THE REQUEST -
Find the word "title" in the data. Return every line where it appears.
--------------------
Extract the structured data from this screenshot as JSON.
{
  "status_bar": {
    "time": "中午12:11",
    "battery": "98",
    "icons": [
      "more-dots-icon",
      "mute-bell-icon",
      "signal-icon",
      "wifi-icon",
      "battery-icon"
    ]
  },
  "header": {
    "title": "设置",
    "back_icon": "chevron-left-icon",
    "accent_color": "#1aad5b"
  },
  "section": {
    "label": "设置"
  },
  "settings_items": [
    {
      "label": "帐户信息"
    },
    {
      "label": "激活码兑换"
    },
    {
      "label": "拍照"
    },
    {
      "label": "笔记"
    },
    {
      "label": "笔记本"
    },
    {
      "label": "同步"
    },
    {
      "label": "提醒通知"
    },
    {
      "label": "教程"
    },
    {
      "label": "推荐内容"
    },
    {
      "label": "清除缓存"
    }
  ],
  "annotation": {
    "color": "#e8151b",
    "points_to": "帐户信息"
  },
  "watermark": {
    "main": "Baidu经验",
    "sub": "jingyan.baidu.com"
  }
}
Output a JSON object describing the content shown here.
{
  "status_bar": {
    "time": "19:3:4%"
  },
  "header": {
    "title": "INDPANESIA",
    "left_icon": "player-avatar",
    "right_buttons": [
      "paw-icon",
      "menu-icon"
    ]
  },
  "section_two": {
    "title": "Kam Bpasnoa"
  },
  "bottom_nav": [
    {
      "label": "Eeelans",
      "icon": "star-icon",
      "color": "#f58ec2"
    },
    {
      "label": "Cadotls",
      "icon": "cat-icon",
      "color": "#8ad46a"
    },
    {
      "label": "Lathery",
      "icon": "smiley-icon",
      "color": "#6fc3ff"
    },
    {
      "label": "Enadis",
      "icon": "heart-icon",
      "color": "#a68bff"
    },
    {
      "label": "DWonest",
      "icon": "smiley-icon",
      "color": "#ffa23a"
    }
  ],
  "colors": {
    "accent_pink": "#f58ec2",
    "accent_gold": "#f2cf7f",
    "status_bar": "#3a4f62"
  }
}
--------------------
OUTPUT -
    "title": "设置",
    "title": "INDPANESIA",
    "title": "Kam Bpasnoa"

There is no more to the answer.